- PROBLEM STATEMENT:
What is needed is an exact repeat of the lines from the line containing "Serialize everything readable" through the final line of the entries below, and nothing else.

═══ MATERIAL

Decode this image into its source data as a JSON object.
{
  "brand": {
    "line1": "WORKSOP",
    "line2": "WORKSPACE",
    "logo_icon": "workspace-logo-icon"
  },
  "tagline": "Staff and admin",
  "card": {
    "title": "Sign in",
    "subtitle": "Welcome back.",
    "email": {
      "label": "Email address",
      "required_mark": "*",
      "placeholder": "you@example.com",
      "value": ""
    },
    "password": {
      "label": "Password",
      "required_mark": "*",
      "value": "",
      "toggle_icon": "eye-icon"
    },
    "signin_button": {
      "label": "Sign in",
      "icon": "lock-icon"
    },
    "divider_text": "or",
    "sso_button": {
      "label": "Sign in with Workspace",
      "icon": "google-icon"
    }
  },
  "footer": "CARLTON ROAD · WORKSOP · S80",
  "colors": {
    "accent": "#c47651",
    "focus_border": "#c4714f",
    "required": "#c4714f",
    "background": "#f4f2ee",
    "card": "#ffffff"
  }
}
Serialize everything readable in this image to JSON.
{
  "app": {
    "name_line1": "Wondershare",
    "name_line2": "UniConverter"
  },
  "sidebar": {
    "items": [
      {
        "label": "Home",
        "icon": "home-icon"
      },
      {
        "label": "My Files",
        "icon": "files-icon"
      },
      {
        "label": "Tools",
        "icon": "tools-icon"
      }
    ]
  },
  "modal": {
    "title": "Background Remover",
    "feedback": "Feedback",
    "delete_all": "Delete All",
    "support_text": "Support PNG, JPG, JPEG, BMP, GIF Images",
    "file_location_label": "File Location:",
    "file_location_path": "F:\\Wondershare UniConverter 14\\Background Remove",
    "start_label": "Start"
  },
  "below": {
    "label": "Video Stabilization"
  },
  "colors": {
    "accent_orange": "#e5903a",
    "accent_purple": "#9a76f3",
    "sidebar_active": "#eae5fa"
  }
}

══════

- RESPONSE:
Serialize everything readable in this image to JSON.
{
  "app": {
    "name_line1": "Wondershare",
    "name_line2": "UniConverter"
  },
  "sidebar": {
    "items": [
      {
        "label": "Home",
        "icon": "home-icon"
      },
      {
        "label": "My Files",
        "icon": "files-icon"
      },
      {
        "label": "Tools",
        "icon": "tools-icon"
      }
    ]
  },
  "modal": {
    "title": "Background Remover",
    "feedback": "Feedback",
    "delete_all": "Delete All",
    "support_text": "Support PNG, JPG, JPEG, BMP, GIF Images",
    "file_location_label": "File Location:",
    "file_location_path": "F:\\Wondershare UniConverter 14\\Background Remove",
    "start_label": "Start"
  },
  "below": {
    "label": "Video Stabilization"
  },
  "colors": {
    "accent_orange": "#e5903a",
    "accent_purple": "#9a76f3",
    "sidebar_active": "#eae5fa"
  }
}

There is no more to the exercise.